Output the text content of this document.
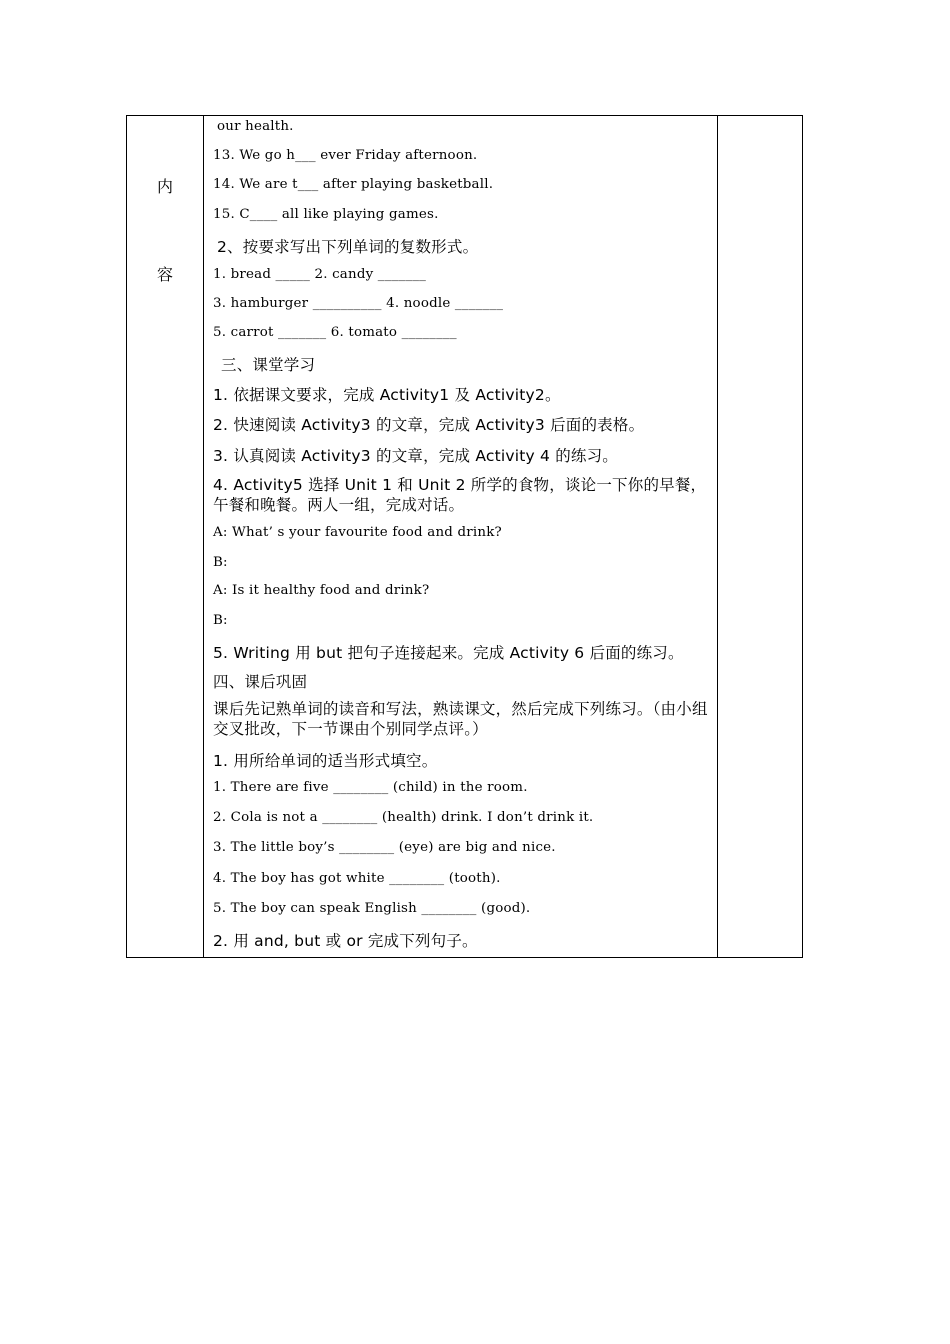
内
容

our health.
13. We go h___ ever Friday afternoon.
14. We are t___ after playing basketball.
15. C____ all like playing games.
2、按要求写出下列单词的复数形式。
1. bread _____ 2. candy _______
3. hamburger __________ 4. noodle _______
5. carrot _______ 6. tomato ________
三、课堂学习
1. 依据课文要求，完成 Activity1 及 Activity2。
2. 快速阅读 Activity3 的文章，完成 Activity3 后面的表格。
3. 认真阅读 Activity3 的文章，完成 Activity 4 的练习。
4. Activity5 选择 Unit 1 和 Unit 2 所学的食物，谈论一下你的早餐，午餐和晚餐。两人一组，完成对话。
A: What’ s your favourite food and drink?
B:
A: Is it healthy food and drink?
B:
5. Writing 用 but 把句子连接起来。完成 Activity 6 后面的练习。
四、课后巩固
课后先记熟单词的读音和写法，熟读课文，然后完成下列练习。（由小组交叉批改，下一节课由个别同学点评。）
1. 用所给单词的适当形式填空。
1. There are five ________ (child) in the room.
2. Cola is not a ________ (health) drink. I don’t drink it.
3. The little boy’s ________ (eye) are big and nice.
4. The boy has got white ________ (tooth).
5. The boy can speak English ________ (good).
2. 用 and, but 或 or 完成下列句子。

-*-

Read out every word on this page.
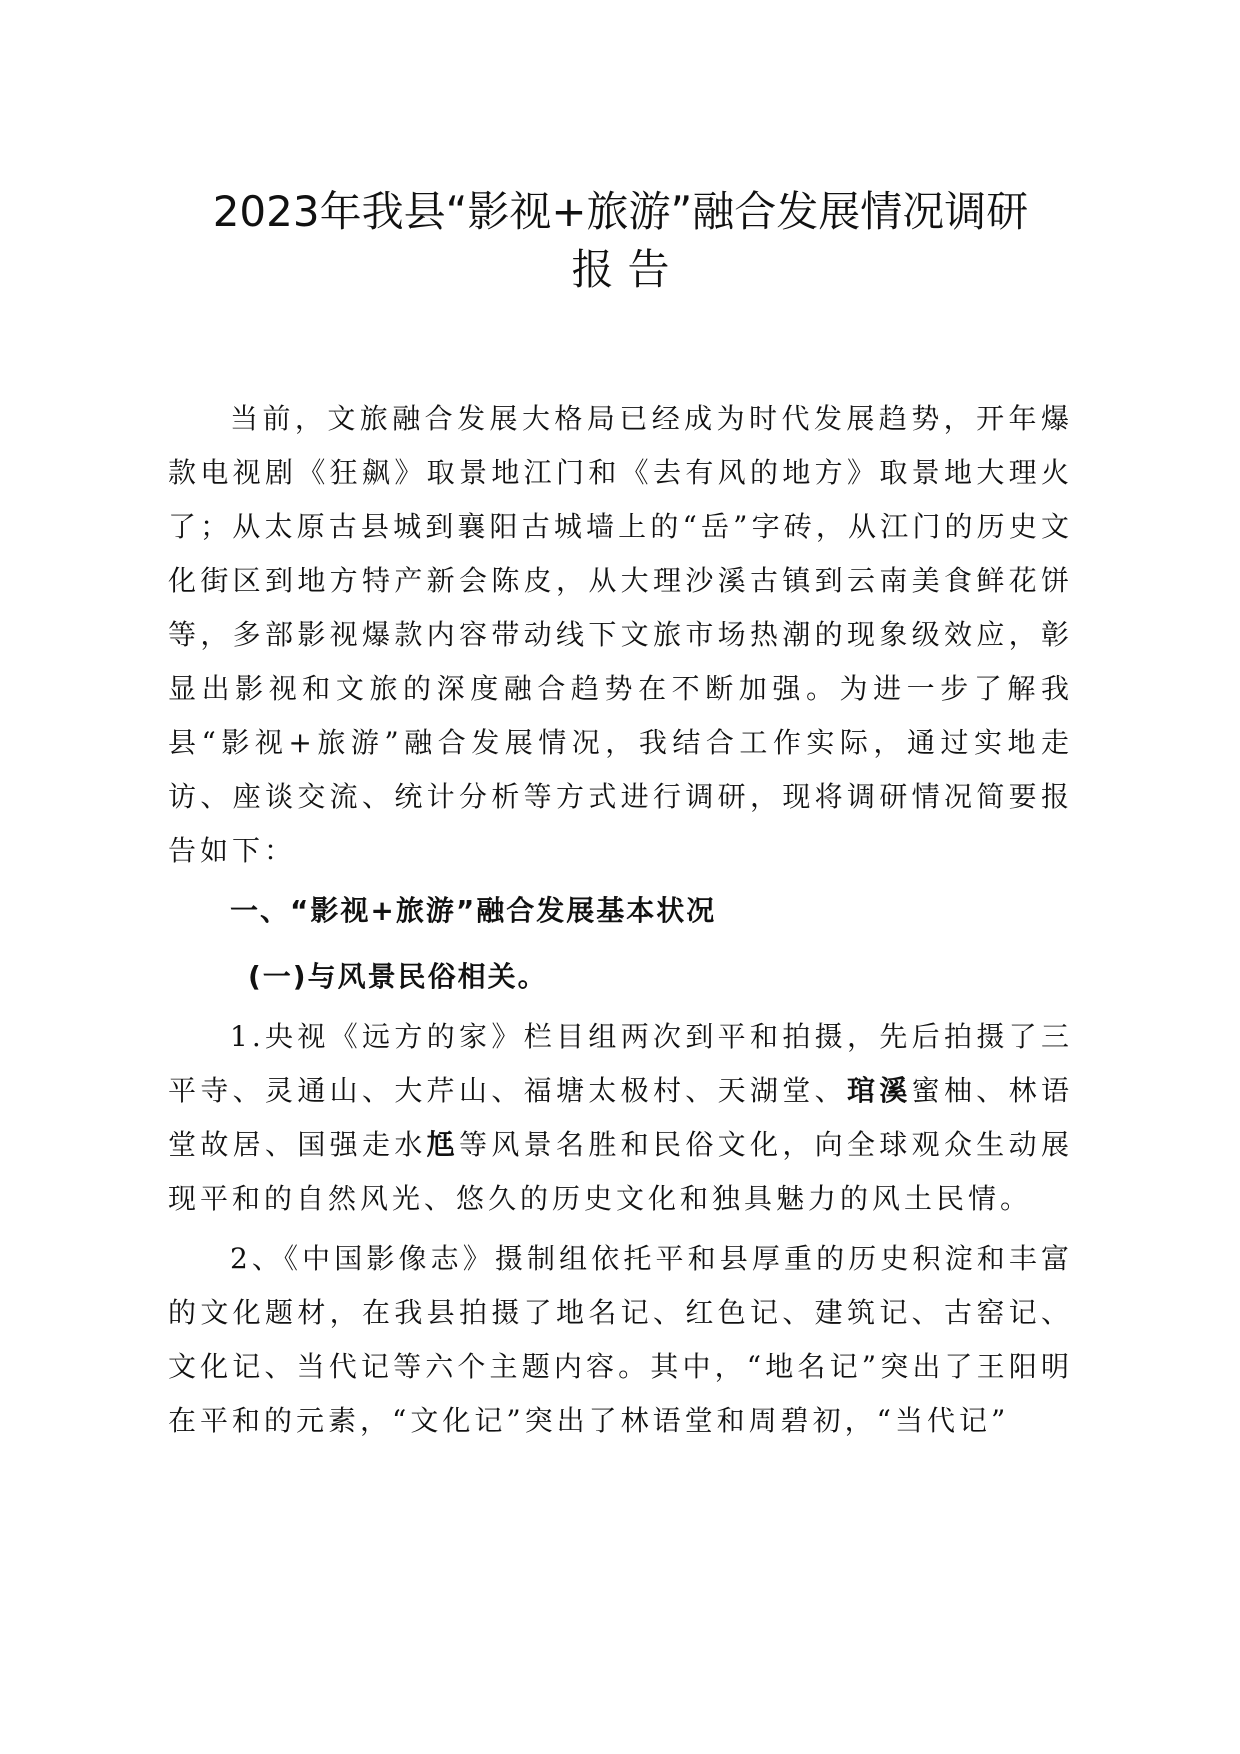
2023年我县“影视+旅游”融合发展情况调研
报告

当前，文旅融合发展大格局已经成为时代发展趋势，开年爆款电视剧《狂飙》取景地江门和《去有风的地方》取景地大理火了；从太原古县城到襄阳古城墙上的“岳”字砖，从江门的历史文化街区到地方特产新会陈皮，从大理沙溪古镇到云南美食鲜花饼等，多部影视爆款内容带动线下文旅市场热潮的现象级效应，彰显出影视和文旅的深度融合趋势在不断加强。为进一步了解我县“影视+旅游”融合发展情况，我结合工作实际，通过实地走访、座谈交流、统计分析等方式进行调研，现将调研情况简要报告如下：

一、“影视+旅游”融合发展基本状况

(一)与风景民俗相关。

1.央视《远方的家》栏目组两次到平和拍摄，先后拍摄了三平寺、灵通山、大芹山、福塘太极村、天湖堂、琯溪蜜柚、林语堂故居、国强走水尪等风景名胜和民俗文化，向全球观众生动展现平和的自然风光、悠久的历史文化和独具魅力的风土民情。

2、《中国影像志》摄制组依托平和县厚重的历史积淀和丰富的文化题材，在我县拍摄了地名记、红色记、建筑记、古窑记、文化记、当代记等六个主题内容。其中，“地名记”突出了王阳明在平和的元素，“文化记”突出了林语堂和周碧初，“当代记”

-*-

= INSTRUCTIONS FOR THE TASK =
Search the data above for the string "this" and copy each line that has it.

= SOLUTION =
Output the text content of this document.
Read out every word on this page.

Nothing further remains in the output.